_DO THIS:_ Lines containing the word "called" are to be located and copied.

(Data extracted from a collection)
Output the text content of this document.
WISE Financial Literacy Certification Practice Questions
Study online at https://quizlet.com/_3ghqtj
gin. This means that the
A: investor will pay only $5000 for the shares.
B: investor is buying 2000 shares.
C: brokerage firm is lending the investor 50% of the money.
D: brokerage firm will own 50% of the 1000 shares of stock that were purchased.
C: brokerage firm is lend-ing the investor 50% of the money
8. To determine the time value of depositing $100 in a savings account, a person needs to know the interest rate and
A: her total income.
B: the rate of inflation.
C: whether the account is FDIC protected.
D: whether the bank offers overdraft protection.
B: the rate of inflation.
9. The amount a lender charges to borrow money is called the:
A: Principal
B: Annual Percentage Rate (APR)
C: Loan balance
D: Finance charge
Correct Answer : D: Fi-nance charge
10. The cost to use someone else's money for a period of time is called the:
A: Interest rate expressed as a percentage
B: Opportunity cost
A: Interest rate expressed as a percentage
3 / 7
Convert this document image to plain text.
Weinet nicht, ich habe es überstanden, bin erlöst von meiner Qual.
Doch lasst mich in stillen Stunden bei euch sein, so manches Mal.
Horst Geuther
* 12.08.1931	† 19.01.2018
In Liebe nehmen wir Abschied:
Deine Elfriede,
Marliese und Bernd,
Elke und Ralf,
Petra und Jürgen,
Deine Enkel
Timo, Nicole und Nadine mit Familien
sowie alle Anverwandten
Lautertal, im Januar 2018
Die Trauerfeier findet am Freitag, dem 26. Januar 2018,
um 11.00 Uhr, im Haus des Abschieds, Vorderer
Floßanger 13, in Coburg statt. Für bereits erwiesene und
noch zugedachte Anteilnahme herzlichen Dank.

_TASK RESPONSE:_
9. The amount a lender charges to borrow money is called the:
10. The cost to use someone else's money for a period of time is called the:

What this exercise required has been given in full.